*WRITTEN EXERCISE:*
Lay out every line of the rows below as a Markdown table with the columns "No." and "Line," numbering each line and leaving out blank lines and the pictures.

(Layout annotation data)
- - -

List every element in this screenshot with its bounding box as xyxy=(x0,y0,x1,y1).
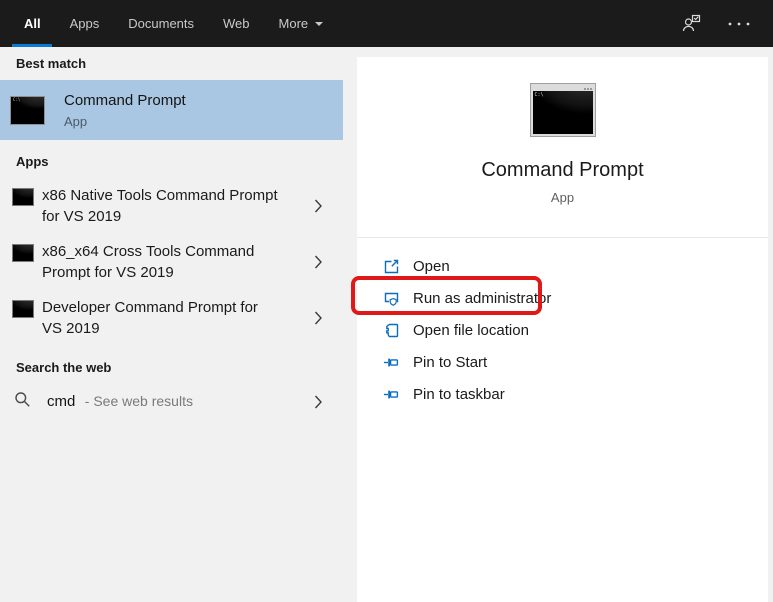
results-panel: Best match Command Prompt App Apps x86 N… xyxy=(0,47,343,419)
preview-panel: C:\ Command Prompt App Open Run as admin… xyxy=(357,57,768,602)
apps-header: Apps xyxy=(16,154,49,169)
command-prompt-icon xyxy=(12,188,34,206)
page-title: Command Prompt xyxy=(481,159,644,181)
best-match-subtitle: App xyxy=(64,113,88,129)
admin-shield-icon xyxy=(383,290,400,307)
action-label: Open file location xyxy=(413,321,529,339)
app-item-title: Developer Command Prompt for VS 2019 xyxy=(42,299,258,337)
command-prompt-icon xyxy=(12,244,34,262)
best-match-title: Command Prompt xyxy=(64,91,186,109)
open-in-new-icon xyxy=(383,258,400,275)
web-search-item[interactable]: cmd - See web results xyxy=(0,385,343,419)
open-file-location-button[interactable]: Open file location xyxy=(357,314,768,346)
list-item-app-3[interactable]: Developer Command Prompt for VS 2019 xyxy=(0,290,343,346)
app-item-title: x86 Native Tools Command Prompt for VS 2… xyxy=(42,187,278,225)
best-match-item[interactable]: Command Prompt App xyxy=(0,80,343,140)
cmd-prompt-glyph: C:\ xyxy=(534,92,544,98)
pin-icon xyxy=(383,354,400,371)
windows-search-flyout: All Apps Documents Web More Best match C… xyxy=(0,0,773,602)
tab-apps[interactable]: Apps xyxy=(70,0,100,47)
tab-web-label: Web xyxy=(223,16,250,31)
search-icon xyxy=(14,391,31,413)
tab-documents[interactable]: Documents xyxy=(128,0,194,47)
web-query-text: cmd xyxy=(47,393,76,410)
best-match-header: Best match xyxy=(16,56,87,71)
chevron-down-icon xyxy=(315,21,324,30)
action-label: Pin to Start xyxy=(413,353,488,371)
action-label: Open xyxy=(413,257,450,275)
context-actions: Open Run as administrator Open file loca… xyxy=(357,238,768,410)
folder-location-icon xyxy=(383,322,400,339)
app-item-title: x86_x64 Cross Tools Command Prompt for V… xyxy=(42,243,255,281)
list-item-app-2[interactable]: x86_x64 Cross Tools Command Prompt for V… xyxy=(0,234,343,290)
chevron-right-icon xyxy=(314,199,323,214)
pin-to-taskbar-button[interactable]: Pin to taskbar xyxy=(357,378,768,410)
tab-all[interactable]: All xyxy=(24,0,41,47)
search-web-header: Search the web xyxy=(16,360,112,375)
command-prompt-icon xyxy=(12,300,34,318)
open-button[interactable]: Open xyxy=(357,250,768,282)
chevron-right-icon xyxy=(314,311,323,326)
tab-apps-label: Apps xyxy=(69,16,100,31)
search-tabs: All Apps Documents Web More xyxy=(24,0,324,47)
search-filter-bar: All Apps Documents Web More xyxy=(0,0,773,47)
action-label: Run as administrator xyxy=(413,289,552,307)
tab-documents-label: Documents xyxy=(128,16,195,31)
chevron-right-icon xyxy=(314,255,323,270)
command-prompt-icon xyxy=(10,95,45,125)
tab-web[interactable]: Web xyxy=(223,0,250,47)
chevron-right-icon xyxy=(314,395,323,410)
command-prompt-icon-large: C:\ xyxy=(529,83,596,137)
list-item-app-1[interactable]: x86 Native Tools Command Prompt for VS 2… xyxy=(0,178,343,234)
tab-more[interactable]: More xyxy=(279,0,324,47)
tab-more-label: More xyxy=(278,16,309,31)
tab-all-label: All xyxy=(24,16,41,31)
more-options-icon[interactable] xyxy=(727,21,751,27)
search-results-area: Best match Command Prompt App Apps x86 N… xyxy=(0,47,773,602)
action-label: Pin to taskbar xyxy=(413,385,505,403)
pin-icon xyxy=(383,386,400,403)
web-results-hint: - See web results xyxy=(84,393,193,409)
app-type-label: App xyxy=(550,190,575,205)
pin-to-start-button[interactable]: Pin to Start xyxy=(357,346,768,378)
feedback-account-icon[interactable] xyxy=(681,13,703,34)
run-as-administrator-button[interactable]: Run as administrator xyxy=(357,282,768,314)
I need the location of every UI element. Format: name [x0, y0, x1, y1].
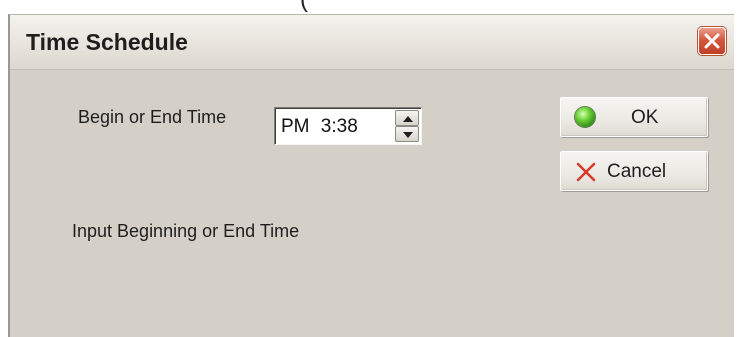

- - -

*TASK RESULT:*
| No. | Line |
|---|---|
| 1 | List every element in this screenshot with its bounding box as xyxy=(x0,y0,x1,y1). |
| 2 | results-panel: Best match Command Prompt App Apps x86 N… xyxy=(0,47,343,419) |
| 3 | preview-panel: C:\ Command Prompt App Open Run as admin… xyxy=(357,57,768,602) |
| 4 | apps-header: Apps xyxy=(16,154,49,169) |
| 5 | command-prompt-icon xyxy=(12,188,34,206) |
| 6 | page-title: Command Prompt xyxy=(481,159,644,181) |
| 7 | best-match-subtitle: App xyxy=(64,113,88,129) |
| 8 | admin-shield-icon xyxy=(383,290,400,307) |
| 9 | action-label: Open file location xyxy=(413,321,529,339) |
| 10 | app-item-title: Developer Command Prompt for VS 2019 xyxy=(42,299,258,337) |
| 11 | command-prompt-icon xyxy=(12,244,34,262) |
| 12 | best-match-title: Command Prompt xyxy=(64,91,186,109) |
| 13 | open-in-new-icon xyxy=(383,258,400,275) |
| 14 | web-search-item[interactable]: cmd - See web results xyxy=(0,385,343,419) |
| 15 | open-file-location-button[interactable]: Open file location xyxy=(357,314,768,346) |
| 16 | list-item-app-3[interactable]: Developer Command Prompt for VS 2019 xyxy=(0,290,343,346) |
| 17 | app-item-title: x86 Native Tools Command Prompt for VS 2… xyxy=(42,187,278,225) |
| 18 | best-match-item[interactable]: Command Prompt App xyxy=(0,80,343,140) |
| 19 | cmd-prompt-glyph: C:\ xyxy=(534,92,544,98) |
| 20 | pin-icon xyxy=(383,354,400,371) |
| 21 | windows-search-flyout: All Apps Documents Web More Best match C… xyxy=(0,0,773,602) |
| 22 | tab-apps[interactable]: Apps xyxy=(70,0,100,47) |
| 23 | tab-web-label: Web xyxy=(223,16,250,31) |
| 24 | search-icon xyxy=(14,391,31,413) |
| 25 | tab-documents[interactable]: Documents xyxy=(128,0,194,47) |
| 26 | web-query-text: cmd xyxy=(47,393,76,410) |
| 27 | best-match-header: Best match xyxy=(16,56,87,71) |
| 28 | chevron-down-icon xyxy=(315,21,324,30) |
| 29 | action-label: Pin to Start xyxy=(413,353,488,371) |
| 30 | action-label: Open xyxy=(413,257,450,275) |
| 31 | context-actions: Open Run as administrator Open file loca… xyxy=(357,238,768,410) |
| 32 | folder-location-icon xyxy=(383,322,400,339) |
| 33 | app-item-title: x86_x64 Cross Tools Command Prompt for V… xyxy=(42,243,255,281) |
| 34 | list-item-app-2[interactable]: x86_x64 Cross Tools Command Prompt for V… xyxy=(0,234,343,290) |
| 35 | chevron-right-icon xyxy=(314,199,323,214) |
| 36 | pin-to-taskbar-button[interactable]: Pin to taskbar xyxy=(357,378,768,410) |
| 37 | tab-all[interactable]: All xyxy=(24,0,41,47) |
| 38 | search-web-header: Search the web xyxy=(16,360,112,375) |
| 39 | command-prompt-icon xyxy=(12,300,34,318) |
| 40 | open-button[interactable]: Open xyxy=(357,250,768,282) |
| 41 | chevron-right-icon xyxy=(314,311,323,326) |
| 42 | tab-apps-label: Apps xyxy=(69,16,100,31) |
| 43 | search-tabs: All Apps Documents Web More xyxy=(24,0,324,47) |
| 44 | search-filter-bar: All Apps Documents Web More xyxy=(0,0,773,47) |
| 45 | action-label: Run as administrator xyxy=(413,289,552,307) |
| 46 | tab-documents-label: Documents xyxy=(128,16,195,31) |
| 47 | chevron-right-icon xyxy=(314,255,323,270) |
| 48 | command-prompt-icon xyxy=(10,95,45,125) |
| 49 | tab-web[interactable]: Web xyxy=(223,0,250,47) |
| 50 | chevron-right-icon xyxy=(314,395,323,410) |
| 51 | command-prompt-icon-large: C:\ xyxy=(529,83,596,137) |
| 52 | list-item-app-1[interactable]: x86 Native Tools Command Prompt for VS 2… xyxy=(0,178,343,234) |
| 53 | tab-more[interactable]: More xyxy=(279,0,324,47) |
| 54 | tab-more-label: More xyxy=(278,16,309,31) |
| 55 | tab-all-label: All xyxy=(24,16,41,31) |
| 56 | more-options-icon[interactable] xyxy=(727,21,751,27) |
| 57 | search-results-area: Best match Command Prompt App Apps x86 N… xyxy=(0,47,773,602) |
| 58 | action-label: Pin to taskbar xyxy=(413,385,505,403) |
| 59 | pin-icon xyxy=(383,386,400,403) |
| 60 | web-results-hint: - See web results xyxy=(84,393,193,409) |
| 61 | app-type-label: App xyxy=(550,190,575,205) |
| 62 | pin-to-start-button[interactable]: Pin to Start xyxy=(357,346,768,378) |
| 63 | feedback-account-icon[interactable] xyxy=(681,13,703,34) |
| 64 | run-as-administrator-button[interactable]: Run as administrator xyxy=(357,282,768,314) |
| 65 | I need the location of every UI element. Format: name [x0, y0, x1, y1]. |